Make an exact copy of all the records.

──────────

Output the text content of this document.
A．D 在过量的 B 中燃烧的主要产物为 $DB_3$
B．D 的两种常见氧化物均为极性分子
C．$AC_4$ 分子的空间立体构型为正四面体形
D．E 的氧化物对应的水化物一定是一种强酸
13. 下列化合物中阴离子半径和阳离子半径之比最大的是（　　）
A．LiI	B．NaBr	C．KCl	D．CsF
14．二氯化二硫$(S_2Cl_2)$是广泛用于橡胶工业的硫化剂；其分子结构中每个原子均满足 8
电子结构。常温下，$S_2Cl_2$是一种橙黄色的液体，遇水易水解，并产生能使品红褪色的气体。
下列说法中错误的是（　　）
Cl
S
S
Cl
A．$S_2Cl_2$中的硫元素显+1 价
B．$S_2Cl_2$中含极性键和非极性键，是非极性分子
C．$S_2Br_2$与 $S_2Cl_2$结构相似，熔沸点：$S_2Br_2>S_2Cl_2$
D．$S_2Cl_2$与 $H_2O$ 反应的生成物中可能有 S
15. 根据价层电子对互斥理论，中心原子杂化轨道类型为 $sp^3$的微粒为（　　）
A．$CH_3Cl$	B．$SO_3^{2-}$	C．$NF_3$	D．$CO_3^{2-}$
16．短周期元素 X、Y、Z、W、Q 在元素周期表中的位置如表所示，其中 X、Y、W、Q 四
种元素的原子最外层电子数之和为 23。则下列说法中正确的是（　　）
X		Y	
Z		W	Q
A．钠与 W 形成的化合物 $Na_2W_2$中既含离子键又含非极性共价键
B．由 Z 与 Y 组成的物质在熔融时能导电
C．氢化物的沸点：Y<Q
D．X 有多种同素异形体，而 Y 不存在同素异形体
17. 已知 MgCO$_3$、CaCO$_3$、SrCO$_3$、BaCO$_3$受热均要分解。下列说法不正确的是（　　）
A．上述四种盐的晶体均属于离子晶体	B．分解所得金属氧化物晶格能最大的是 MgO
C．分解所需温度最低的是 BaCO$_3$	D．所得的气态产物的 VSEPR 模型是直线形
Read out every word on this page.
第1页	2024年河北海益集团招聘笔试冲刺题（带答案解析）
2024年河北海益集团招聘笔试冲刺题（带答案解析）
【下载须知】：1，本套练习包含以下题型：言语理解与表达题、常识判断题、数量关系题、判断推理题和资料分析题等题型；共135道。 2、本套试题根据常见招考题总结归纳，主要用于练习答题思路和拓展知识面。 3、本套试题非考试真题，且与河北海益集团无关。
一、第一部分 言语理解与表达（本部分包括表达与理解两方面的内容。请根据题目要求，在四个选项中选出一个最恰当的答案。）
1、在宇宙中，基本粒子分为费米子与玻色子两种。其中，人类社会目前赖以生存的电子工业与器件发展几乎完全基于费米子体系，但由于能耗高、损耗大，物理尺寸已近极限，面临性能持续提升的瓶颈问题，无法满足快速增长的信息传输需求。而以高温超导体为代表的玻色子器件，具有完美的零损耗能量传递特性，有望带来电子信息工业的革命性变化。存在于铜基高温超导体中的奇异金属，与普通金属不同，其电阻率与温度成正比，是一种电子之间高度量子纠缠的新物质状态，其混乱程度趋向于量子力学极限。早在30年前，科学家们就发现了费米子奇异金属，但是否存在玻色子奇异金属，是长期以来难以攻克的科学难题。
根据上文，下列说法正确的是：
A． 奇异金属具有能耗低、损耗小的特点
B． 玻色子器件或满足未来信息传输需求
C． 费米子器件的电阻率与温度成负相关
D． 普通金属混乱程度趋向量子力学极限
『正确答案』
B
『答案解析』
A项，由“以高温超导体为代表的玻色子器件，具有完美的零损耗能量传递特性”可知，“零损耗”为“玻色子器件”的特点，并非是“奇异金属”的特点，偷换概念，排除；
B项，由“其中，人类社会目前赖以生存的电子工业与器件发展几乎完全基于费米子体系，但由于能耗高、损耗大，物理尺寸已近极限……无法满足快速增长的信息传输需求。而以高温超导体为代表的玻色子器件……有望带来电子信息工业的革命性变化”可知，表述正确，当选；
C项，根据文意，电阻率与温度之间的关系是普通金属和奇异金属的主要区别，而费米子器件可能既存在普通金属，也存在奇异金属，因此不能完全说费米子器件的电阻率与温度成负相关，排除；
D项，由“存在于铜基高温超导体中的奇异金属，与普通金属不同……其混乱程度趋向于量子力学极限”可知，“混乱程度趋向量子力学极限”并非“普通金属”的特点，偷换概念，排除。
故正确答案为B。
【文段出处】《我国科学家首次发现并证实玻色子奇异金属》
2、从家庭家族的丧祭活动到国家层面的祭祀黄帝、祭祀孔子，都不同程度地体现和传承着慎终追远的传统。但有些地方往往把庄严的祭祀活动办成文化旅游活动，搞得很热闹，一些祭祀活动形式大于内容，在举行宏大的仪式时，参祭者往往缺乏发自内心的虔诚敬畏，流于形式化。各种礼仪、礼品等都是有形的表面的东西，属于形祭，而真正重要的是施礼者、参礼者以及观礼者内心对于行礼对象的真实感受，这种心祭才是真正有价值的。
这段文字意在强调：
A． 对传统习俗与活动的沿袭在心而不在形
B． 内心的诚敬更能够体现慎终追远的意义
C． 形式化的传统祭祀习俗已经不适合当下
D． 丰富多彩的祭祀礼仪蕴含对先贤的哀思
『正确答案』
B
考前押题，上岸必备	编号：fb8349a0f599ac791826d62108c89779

──────────

EXERCISE OUTPUT:
Output the text content of this document.
A．D 在过量的 B 中燃烧的主要产物为 $DB_3$
B．D 的两种常见氧化物均为极性分子
C．$AC_4$ 分子的空间立体构型为正四面体形
D．E 的氧化物对应的水化物一定是一种强酸
13. 下列化合物中阴离子半径和阳离子半径之比最大的是（　　）
A．LiI	B．NaBr	C．KCl	D．CsF
14．二氯化二硫$(S_2Cl_2)$是广泛用于橡胶工业的硫化剂；其分子结构中每个原子均满足 8
电子结构。常温下，$S_2Cl_2$是一种橙黄色的液体，遇水易水解，并产生能使品红褪色的气体。
下列说法中错误的是（　　）
Cl
S
S
Cl
A．$S_2Cl_2$中的硫元素显+1 价
B．$S_2Cl_2$中含极性键和非极性键，是非极性分子
C．$S_2Br_2$与 $S_2Cl_2$结构相似，熔沸点：$S_2Br_2>S_2Cl_2$
D．$S_2Cl_2$与 $H_2O$ 反应的生成物中可能有 S
15. 根据价层电子对互斥理论，中心原子杂化轨道类型为 $sp^3$的微粒为（　　）
A．$CH_3Cl$	B．$SO_3^{2-}$	C．$NF_3$	D．$CO_3^{2-}$
16．短周期元素 X、Y、Z、W、Q 在元素周期表中的位置如表所示，其中 X、Y、W、Q 四
种元素的原子最外层电子数之和为 23。则下列说法中正确的是（　　）
X		Y	
Z		W	Q
A．钠与 W 形成的化合物 $Na_2W_2$中既含离子键又含非极性共价键
B．由 Z 与 Y 组成的物质在熔融时能导电
C．氢化物的沸点：Y<Q
D．X 有多种同素异形体，而 Y 不存在同素异形体
17. 已知 MgCO$_3$、CaCO$_3$、SrCO$_3$、BaCO$_3$受热均要分解。下列说法不正确的是（　　）
A．上述四种盐的晶体均属于离子晶体	B．分解所得金属氧化物晶格能最大的是 MgO
C．分解所需温度最低的是 BaCO$_3$	D．所得的气态产物的 VSEPR 模型是直线形
Read out every word on this page.
第1页	2024年河北海益集团招聘笔试冲刺题（带答案解析）
2024年河北海益集团招聘笔试冲刺题（带答案解析）
【下载须知】：1，本套练习包含以下题型：言语理解与表达题、常识判断题、数量关系题、判断推理题和资料分析题等题型；共135道。 2、本套试题根据常见招考题总结归纳，主要用于练习答题思路和拓展知识面。 3、本套试题非考试真题，且与河北海益集团无关。
一、第一部分 言语理解与表达（本部分包括表达与理解两方面的内容。请根据题目要求，在四个选项中选出一个最恰当的答案。）
1、在宇宙中，基本粒子分为费米子与玻色子两种。其中，人类社会目前赖以生存的电子工业与器件发展几乎完全基于费米子体系，但由于能耗高、损耗大，物理尺寸已近极限，面临性能持续提升的瓶颈问题，无法满足快速增长的信息传输需求。而以高温超导体为代表的玻色子器件，具有完美的零损耗能量传递特性，有望带来电子信息工业的革命性变化。存在于铜基高温超导体中的奇异金属，与普通金属不同，其电阻率与温度成正比，是一种电子之间高度量子纠缠的新物质状态，其混乱程度趋向于量子力学极限。早在30年前，科学家们就发现了费米子奇异金属，但是否存在玻色子奇异金属，是长期以来难以攻克的科学难题。
根据上文，下列说法正确的是：
A． 奇异金属具有能耗低、损耗小的特点
B． 玻色子器件或满足未来信息传输需求
C． 费米子器件的电阻率与温度成负相关
D． 普通金属混乱程度趋向量子力学极限
『正确答案』
B
『答案解析』
A项，由“以高温超导体为代表的玻色子器件，具有完美的零损耗能量传递特性”可知，“零损耗”为“玻色子器件”的特点，并非是“奇异金属”的特点，偷换概念，排除；
B项，由“其中，人类社会目前赖以生存的电子工业与器件发展几乎完全基于费米子体系，但由于能耗高、损耗大，物理尺寸已近极限……无法满足快速增长的信息传输需求。而以高温超导体为代表的玻色子器件……有望带来电子信息工业的革命性变化”可知，表述正确，当选；
C项，根据文意，电阻率与温度之间的关系是普通金属和奇异金属的主要区别，而费米子器件可能既存在普通金属，也存在奇异金属，因此不能完全说费米子器件的电阻率与温度成负相关，排除；
D项，由“存在于铜基高温超导体中的奇异金属，与普通金属不同……其混乱程度趋向于量子力学极限”可知，“混乱程度趋向量子力学极限”并非“普通金属”的特点，偷换概念，排除。
故正确答案为B。
【文段出处】《我国科学家首次发现并证实玻色子奇异金属》
2、从家庭家族的丧祭活动到国家层面的祭祀黄帝、祭祀孔子，都不同程度地体现和传承着慎终追远的传统。但有些地方往往把庄严的祭祀活动办成文化旅游活动，搞得很热闹，一些祭祀活动形式大于内容，在举行宏大的仪式时，参祭者往往缺乏发自内心的虔诚敬畏，流于形式化。各种礼仪、礼品等都是有形的表面的东西，属于形祭，而真正重要的是施礼者、参礼者以及观礼者内心对于行礼对象的真实感受，这种心祭才是真正有价值的。
这段文字意在强调：
A． 对传统习俗与活动的沿袭在心而不在形
B． 内心的诚敬更能够体现慎终追远的意义
C． 形式化的传统祭祀习俗已经不适合当下
D． 丰富多彩的祭祀礼仪蕴含对先贤的哀思
『正确答案』
B
考前押题，上岸必备	编号：fb8349a0f599ac791826d62108c89779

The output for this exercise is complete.